*** DATA EXTRACT
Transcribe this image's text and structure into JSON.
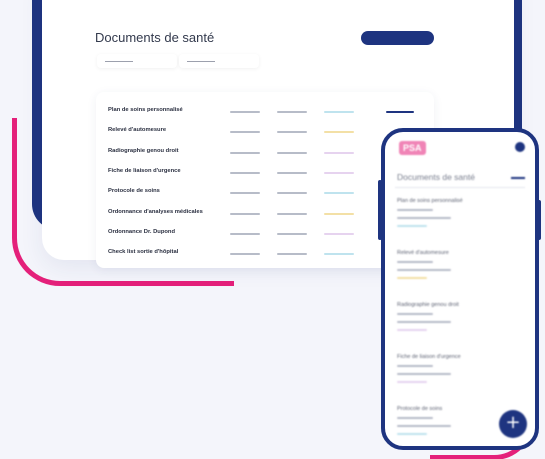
{
  "desktop": {
    "title": "Documents de santé",
    "documents": [
      {
        "label": "Plan de soins personnalisé",
        "accent": "#bfe3ee"
      },
      {
        "label": "Relevé d'automesure",
        "accent": "#f3e0a6"
      },
      {
        "label": "Radiographie genou droit",
        "accent": "#e6d3ef"
      },
      {
        "label": "Fiche de liaison d'urgence",
        "accent": "#e6d3ef"
      },
      {
        "label": "Protocole de soins",
        "accent": "#bfe3ee"
      },
      {
        "label": "Ordonnance d'analyses médicales",
        "accent": "#f3e0a6"
      },
      {
        "label": "Ordonnance Dr. Dupond",
        "accent": "#e6d3ef"
      },
      {
        "label": "Check list sortie d'hôpital",
        "accent": "#bfe3ee"
      }
    ]
  },
  "mobile": {
    "logo": "PSA",
    "title": "Documents de santé",
    "documents": [
      {
        "label": "Plan de soins personnalisé",
        "accent": "#bfe3ee"
      },
      {
        "label": "Relevé d'automesure",
        "accent": "#f3e0a6"
      },
      {
        "label": "Radiographie genou droit",
        "accent": "#e6d3ef"
      },
      {
        "label": "Fiche de liaison d'urgence",
        "accent": "#e6d3ef"
      },
      {
        "label": "Protocole de soins",
        "accent": "#bfe3ee"
      }
    ],
    "fab_icon": "plus-icon",
    "fab_glyph": "+"
  },
  "colors": {
    "navy": "#1e3480",
    "magenta": "#e4207a",
    "background": "#f4f5fb"
  }
}
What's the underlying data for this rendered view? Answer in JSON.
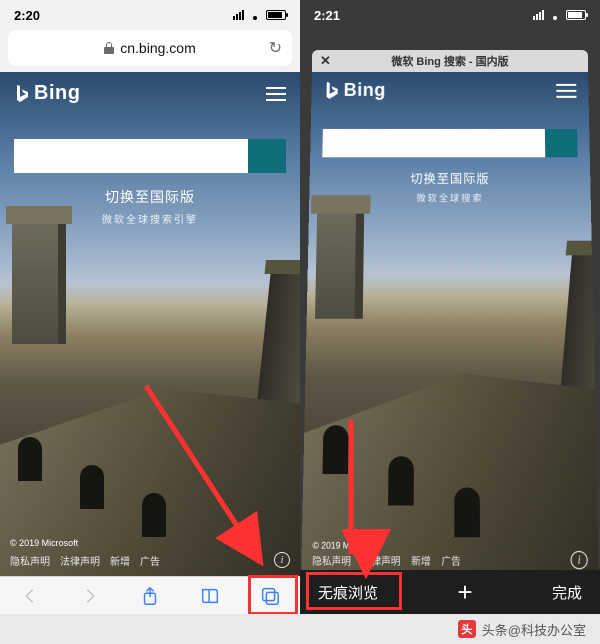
{
  "left": {
    "time": "2:20",
    "address": "cn.bing.com",
    "bing": {
      "logo": "Bing",
      "switch_text": "切换至国际版",
      "switch_sub": "微软全球搜索引擎",
      "copyright": "© 2019 Microsoft",
      "links": {
        "privacy": "隐私声明",
        "legal": "法律声明",
        "add": "新增",
        "ads": "广告"
      }
    }
  },
  "right": {
    "time": "2:21",
    "tab_title": "微软 Bing 搜索 - 国内版",
    "close_x": "✕",
    "bing": {
      "logo": "Bing",
      "switch_text": "切换至国际版",
      "switch_sub": "微软全球搜索",
      "copyright": "© 2019 Microsoft",
      "links": {
        "privacy": "隐私声明",
        "legal": "法律声明",
        "add": "新增",
        "ads": "广告"
      }
    },
    "toolbar": {
      "private": "无痕浏览",
      "done": "完成"
    }
  },
  "watermark": {
    "badge": "头",
    "text": "头条@科技办公室"
  }
}
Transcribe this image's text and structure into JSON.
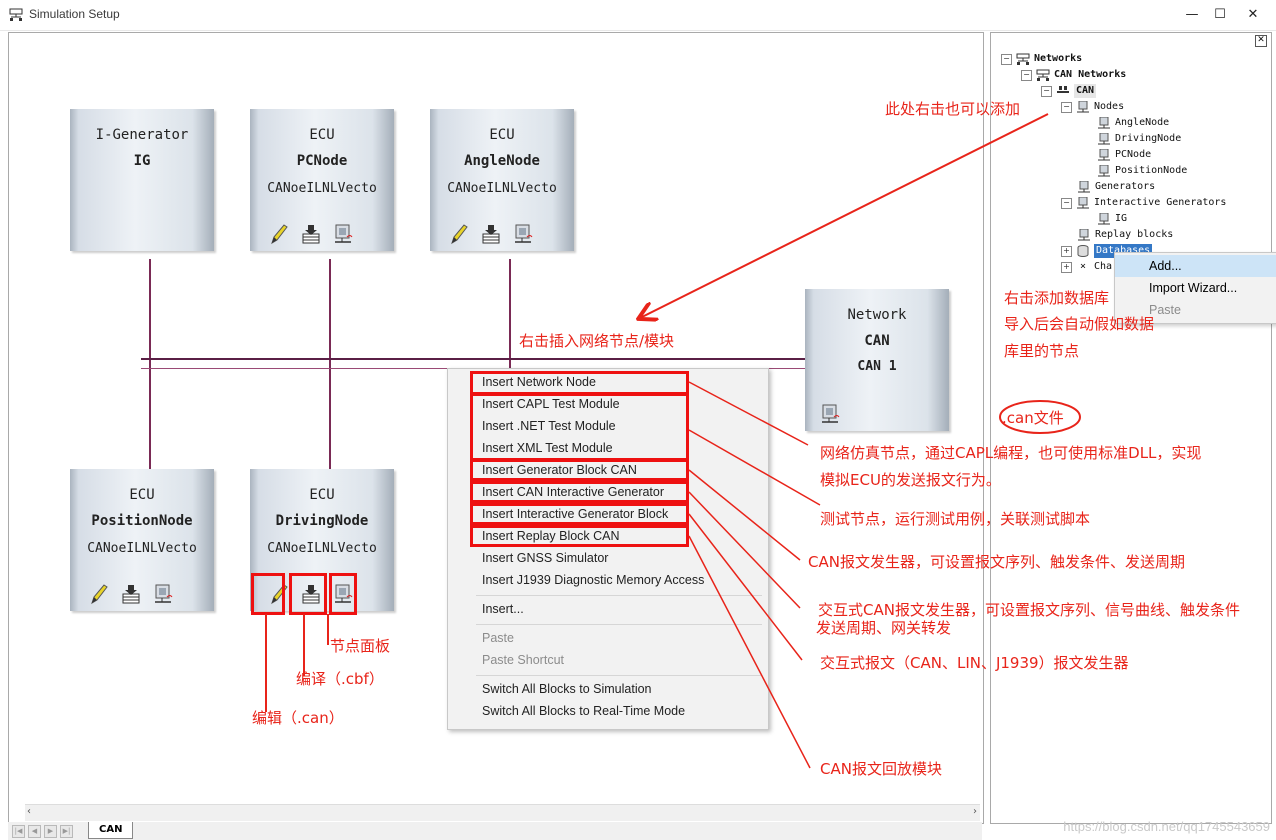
{
  "window": {
    "title": "Simulation Setup",
    "minimize": "—",
    "maximize": "☐",
    "close": "✕"
  },
  "nodes": {
    "ig": {
      "type": "I-Generator",
      "name": "IG",
      "db": ""
    },
    "pcnode": {
      "type": "ECU",
      "name": "PCNode",
      "db": "CANoeILNLVecto"
    },
    "anglenode": {
      "type": "ECU",
      "name": "AngleNode",
      "db": "CANoeILNLVecto"
    },
    "network": {
      "type": "Network",
      "name": "CAN",
      "db": "CAN 1"
    },
    "positionnode": {
      "type": "ECU",
      "name": "PositionNode",
      "db": "CANoeILNLVecto"
    },
    "drivingnode": {
      "type": "ECU",
      "name": "DrivingNode",
      "db": "CANoeILNLVecto"
    }
  },
  "context_menu": {
    "items": [
      "Insert Network Node",
      "Insert CAPL Test Module",
      "Insert .NET Test Module",
      "Insert XML Test Module",
      "Insert Generator Block CAN",
      "Insert CAN Interactive Generator",
      "Insert Interactive Generator Block",
      "Insert Replay Block CAN",
      "Insert GNSS Simulator",
      "Insert J1939 Diagnostic Memory Access",
      "Insert...",
      "Paste",
      "Paste Shortcut",
      "Switch All Blocks to Simulation",
      "Switch All Blocks to Real-Time Mode"
    ]
  },
  "tree": {
    "networks": "Networks",
    "can_networks": "CAN Networks",
    "can": "CAN",
    "nodes": "Nodes",
    "angle": "AngleNode",
    "driving": "DrivingNode",
    "pc": "PCNode",
    "position": "PositionNode",
    "generators": "Generators",
    "interactive_generators": "Interactive Generators",
    "ig": "IG",
    "replay": "Replay blocks",
    "databases": "Databases",
    "channels": "Cha"
  },
  "tree_menu": {
    "add": "Add...",
    "import": "Import Wizard...",
    "paste": "Paste"
  },
  "annotations": {
    "right_click_add": "此处右击也可以添加",
    "insert_node": "右击插入网络节点/模块",
    "add_db_1": "右击添加数据库",
    "add_db_2": "导入后会自动假如数据",
    "add_db_3": "库里的节点",
    "can_file": ".can文件",
    "network_node_1": "网络仿真节点，通过CAPL编程，也可使用标准DLL，实现",
    "network_node_2": "模拟ECU的发送报文行为。",
    "test_node": "测试节点，运行测试用例，关联测试脚本",
    "gen_block": "CAN报文发生器，可设置报文序列、触发条件、发送周期",
    "interactive_gen_1": "交互式CAN报文发生器，可设置报文序列、信号曲线、触发条件",
    "interactive_gen_2": "发送周期、网关转发",
    "interactive_block": "交互式报文（CAN、LIN、J1939）报文发生器",
    "replay_block": "CAN报文回放模块",
    "node_panel": "节点面板",
    "compile": "编译（.cbf）",
    "edit": "编辑（.can）"
  },
  "tab": {
    "label": "CAN"
  },
  "watermark": "https://blog.csdn.net/qq1745543659",
  "colors": {
    "annotation": "#e8241a",
    "bus": "#5a1f45",
    "selection": "#3478c6"
  }
}
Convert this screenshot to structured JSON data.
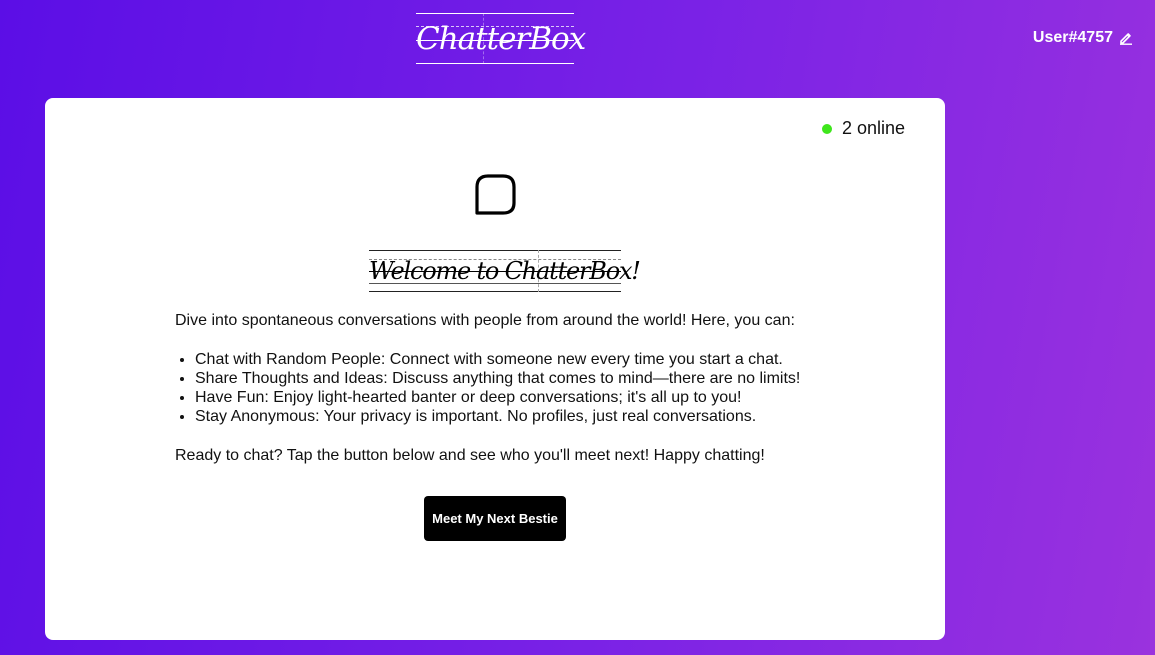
{
  "header": {
    "logo_text": "ChatterBox",
    "username": "User#4757",
    "edit_icon": "pencil-icon"
  },
  "status": {
    "online_label": "2 online",
    "indicator_color": "#3fe61c"
  },
  "main": {
    "chat_icon": "chat-bubble-icon",
    "welcome_heading": "Welcome to ChatterBox!",
    "intro": "Dive into spontaneous conversations with people from around the world! Here, you can:",
    "features": [
      "Chat with Random People: Connect with someone new every time you start a chat.",
      "Share Thoughts and Ideas: Discuss anything that comes to mind—there are no limits!",
      "Have Fun: Enjoy light-hearted banter or deep conversations; it's all up to you!",
      "Stay Anonymous: Your privacy is important. No profiles, just real conversations."
    ],
    "outro": "Ready to chat? Tap the button below and see who you'll meet next! Happy chatting!",
    "cta_label": "Meet My Next Bestie"
  },
  "colors": {
    "background_start": "#5b0ee6",
    "background_end": "#9a32de",
    "card": "#ffffff",
    "button": "#000000"
  }
}
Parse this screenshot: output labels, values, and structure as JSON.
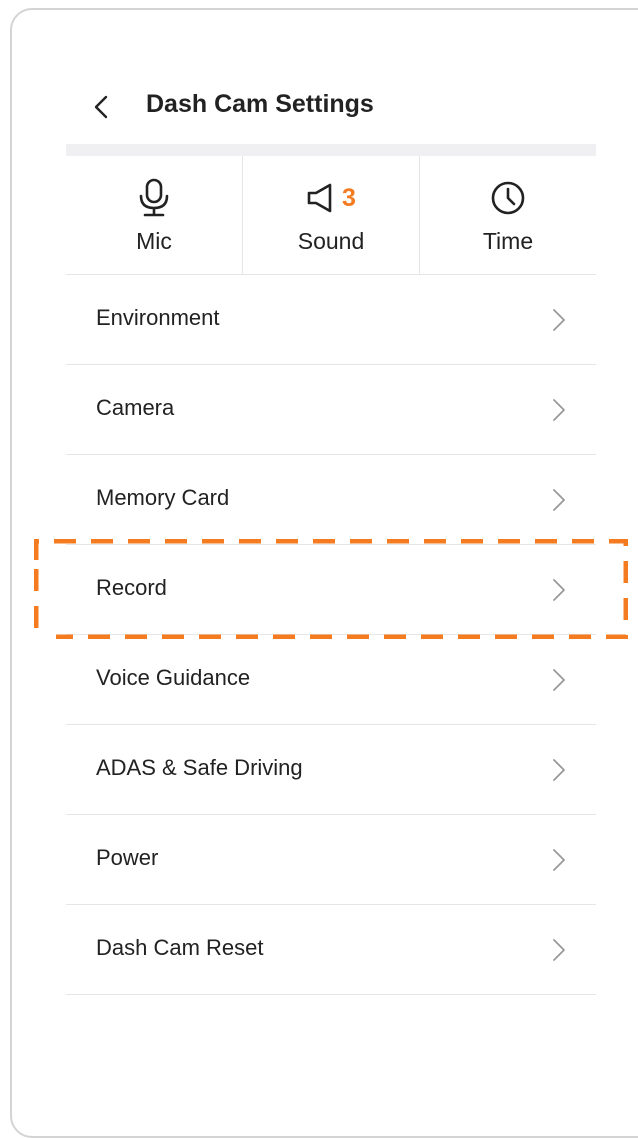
{
  "header": {
    "title": "Dash Cam Settings",
    "back_icon": "chevron-left-icon"
  },
  "quick_settings": [
    {
      "label": "Mic",
      "icon": "microphone-icon"
    },
    {
      "label": "Sound",
      "icon": "speaker-icon",
      "badge": "3"
    },
    {
      "label": "Time",
      "icon": "clock-icon"
    }
  ],
  "menu": {
    "items": [
      {
        "label": "Environment"
      },
      {
        "label": "Camera"
      },
      {
        "label": "Memory Card"
      },
      {
        "label": "Record"
      },
      {
        "label": "Voice Guidance"
      },
      {
        "label": "ADAS & Safe Driving"
      },
      {
        "label": "Power"
      },
      {
        "label": "Dash Cam Reset"
      }
    ],
    "highlighted_item": "Record"
  },
  "colors": {
    "accent": "#f47b20",
    "text": "#222222",
    "chevron": "#999999",
    "divider": "#e6e6e6"
  }
}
******
> [WRITTEN TASK] Omit each picture, then return all of the listing exactly as it stands.

> [WRITTEN REPLY]
Transcribe this image's text and structure into JSON.
{
  "desktop": {
    "title": "Documents de santé",
    "documents": [
      {
        "label": "Plan de soins personnalisé",
        "accent": "#bfe3ee"
      },
      {
        "label": "Relevé d'automesure",
        "accent": "#f3e0a6"
      },
      {
        "label": "Radiographie genou droit",
        "accent": "#e6d3ef"
      },
      {
        "label": "Fiche de liaison d'urgence",
        "accent": "#e6d3ef"
      },
      {
        "label": "Protocole de soins",
        "accent": "#bfe3ee"
      },
      {
        "label": "Ordonnance d'analyses médicales",
        "accent": "#f3e0a6"
      },
      {
        "label": "Ordonnance Dr. Dupond",
        "accent": "#e6d3ef"
      },
      {
        "label": "Check list sortie d'hôpital",
        "accent": "#bfe3ee"
      }
    ]
  },
  "mobile": {
    "logo": "PSA",
    "title": "Documents de santé",
    "documents": [
      {
        "label": "Plan de soins personnalisé",
        "accent": "#bfe3ee"
      },
      {
        "label": "Relevé d'automesure",
        "accent": "#f3e0a6"
      },
      {
        "label": "Radiographie genou droit",
        "accent": "#e6d3ef"
      },
      {
        "label": "Fiche de liaison d'urgence",
        "accent": "#e6d3ef"
      },
      {
        "label": "Protocole de soins",
        "accent": "#bfe3ee"
      }
    ],
    "fab_icon": "plus-icon",
    "fab_glyph": "+"
  },
  "colors": {
    "navy": "#1e3480",
    "magenta": "#e4207a",
    "background": "#f4f5fb"
  }
}
What's the underlying data for this rendered view? Answer in JSON.
{
  "left": {
    "time": "2:20",
    "address": "cn.bing.com",
    "bing": {
      "logo": "Bing",
      "switch_text": "切换至国际版",
      "switch_sub": "微软全球搜索引擎",
      "copyright": "© 2019 Microsoft",
      "links": {
        "privacy": "隐私声明",
        "legal": "法律声明",
        "add": "新增",
        "ads": "广告"
      }
    }
  },
  "right": {
    "time": "2:21",
    "tab_title": "微软 Bing 搜索 - 国内版",
    "close_x": "✕",
    "bing": {
      "logo": "Bing",
      "switch_text": "切换至国际版",
      "switch_sub": "微软全球搜索",
      "copyright": "© 2019 Microsoft",
      "links": {
        "privacy": "隐私声明",
        "legal": "法律声明",
        "add": "新增",
        "ads": "广告"
      }
    },
    "toolbar": {
      "private": "无痕浏览",
      "done": "完成"
    }
  },
  "watermark": {
    "badge": "头",
    "text": "头条@科技办公室"
  }
}
Transcribe this image's text and structure into JSON.
{
  "window": {
    "title": "Simulation Setup",
    "minimize": "—",
    "maximize": "☐",
    "close": "✕"
  },
  "nodes": {
    "ig": {
      "type": "I-Generator",
      "name": "IG",
      "db": ""
    },
    "pcnode": {
      "type": "ECU",
      "name": "PCNode",
      "db": "CANoeILNLVecto"
    },
    "anglenode": {
      "type": "ECU",
      "name": "AngleNode",
      "db": "CANoeILNLVecto"
    },
    "network": {
      "type": "Network",
      "name": "CAN",
      "db": "CAN 1"
    },
    "positionnode": {
      "type": "ECU",
      "name": "PositionNode",
      "db": "CANoeILNLVecto"
    },
    "drivingnode": {
      "type": "ECU",
      "name": "DrivingNode",
      "db": "CANoeILNLVecto"
    }
  },
  "context_menu": {
    "items": [
      "Insert Network Node",
      "Insert CAPL Test Module",
      "Insert .NET Test Module",
      "Insert XML Test Module",
      "Insert Generator Block CAN",
      "Insert CAN Interactive Generator",
      "Insert Interactive Generator Block",
      "Insert Replay Block CAN",
      "Insert GNSS Simulator",
      "Insert J1939 Diagnostic Memory Access",
      "Insert...",
      "Paste",
      "Paste Shortcut",
      "Switch All Blocks to Simulation",
      "Switch All Blocks to Real-Time Mode"
    ]
  },
  "tree": {
    "networks": "Networks",
    "can_networks": "CAN Networks",
    "can": "CAN",
    "nodes": "Nodes",
    "angle": "AngleNode",
    "driving": "DrivingNode",
    "pc": "PCNode",
    "position": "PositionNode",
    "generators": "Generators",
    "interactive_generators": "Interactive Generators",
    "ig": "IG",
    "replay": "Replay blocks",
    "databases": "Databases",
    "channels": "Cha"
  },
  "tree_menu": {
    "add": "Add...",
    "import": "Import Wizard...",
    "paste": "Paste"
  },
  "annotations": {
    "right_click_add": "此处右击也可以添加",
    "insert_node": "右击插入网络节点/模块",
    "add_db_1": "右击添加数据库",
    "add_db_2": "导入后会自动假如数据",
    "add_db_3": "库里的节点",
    "can_file": ".can文件",
    "network_node_1": "网络仿真节点，通过CAPL编程，也可使用标准DLL，实现",
    "network_node_2": "模拟ECU的发送报文行为。",
    "test_node": "测试节点，运行测试用例，关联测试脚本",
    "gen_block": "CAN报文发生器，可设置报文序列、触发条件、发送周期",
    "interactive_gen_1": "交互式CAN报文发生器，可设置报文序列、信号曲线、触发条件",
    "interactive_gen_2": "发送周期、网关转发",
    "interactive_block": "交互式报文（CAN、LIN、J1939）报文发生器",
    "replay_block": "CAN报文回放模块",
    "node_panel": "节点面板",
    "compile": "编译（.cbf）",
    "edit": "编辑（.can）"
  },
  "tab": {
    "label": "CAN"
  },
  "watermark": "https://blog.csdn.net/qq1745543659",
  "colors": {
    "annotation": "#e8241a",
    "bus": "#5a1f45",
    "selection": "#3478c6"
  }
}
Convert this screenshot to structured JSON data.
{
  "header": {
    "logo_text": "ChatterBox",
    "username": "User#4757",
    "edit_icon": "pencil-icon"
  },
  "status": {
    "online_label": "2 online",
    "indicator_color": "#3fe61c"
  },
  "main": {
    "chat_icon": "chat-bubble-icon",
    "welcome_heading": "Welcome to ChatterBox!",
    "intro": "Dive into spontaneous conversations with people from around the world! Here, you can:",
    "features": [
      "Chat with Random People: Connect with someone new every time you start a chat.",
      "Share Thoughts and Ideas: Discuss anything that comes to mind—there are no limits!",
      "Have Fun: Enjoy light-hearted banter or deep conversations; it's all up to you!",
      "Stay Anonymous: Your privacy is important. No profiles, just real conversations."
    ],
    "outro": "Ready to chat? Tap the button below and see who you'll meet next! Happy chatting!",
    "cta_label": "Meet My Next Bestie"
  },
  "colors": {
    "background_start": "#5b0ee6",
    "background_end": "#9a32de",
    "card": "#ffffff",
    "button": "#000000"
  }
}
Parse this screenshot: output labels, values, and structure as JSON.
{
  "header": {
    "title": "Dash Cam Settings",
    "back_icon": "chevron-left-icon"
  },
  "quick_settings": [
    {
      "label": "Mic",
      "icon": "microphone-icon"
    },
    {
      "label": "Sound",
      "icon": "speaker-icon",
      "badge": "3"
    },
    {
      "label": "Time",
      "icon": "clock-icon"
    }
  ],
  "menu": {
    "items": [
      {
        "label": "Environment"
      },
      {
        "label": "Camera"
      },
      {
        "label": "Memory Card"
      },
      {
        "label": "Record"
      },
      {
        "label": "Voice Guidance"
      },
      {
        "label": "ADAS & Safe Driving"
      },
      {
        "label": "Power"
      },
      {
        "label": "Dash Cam Reset"
      }
    ],
    "highlighted_item": "Record"
  },
  "colors": {
    "accent": "#f47b20",
    "text": "#222222",
    "chevron": "#999999",
    "divider": "#e6e6e6"
  }
}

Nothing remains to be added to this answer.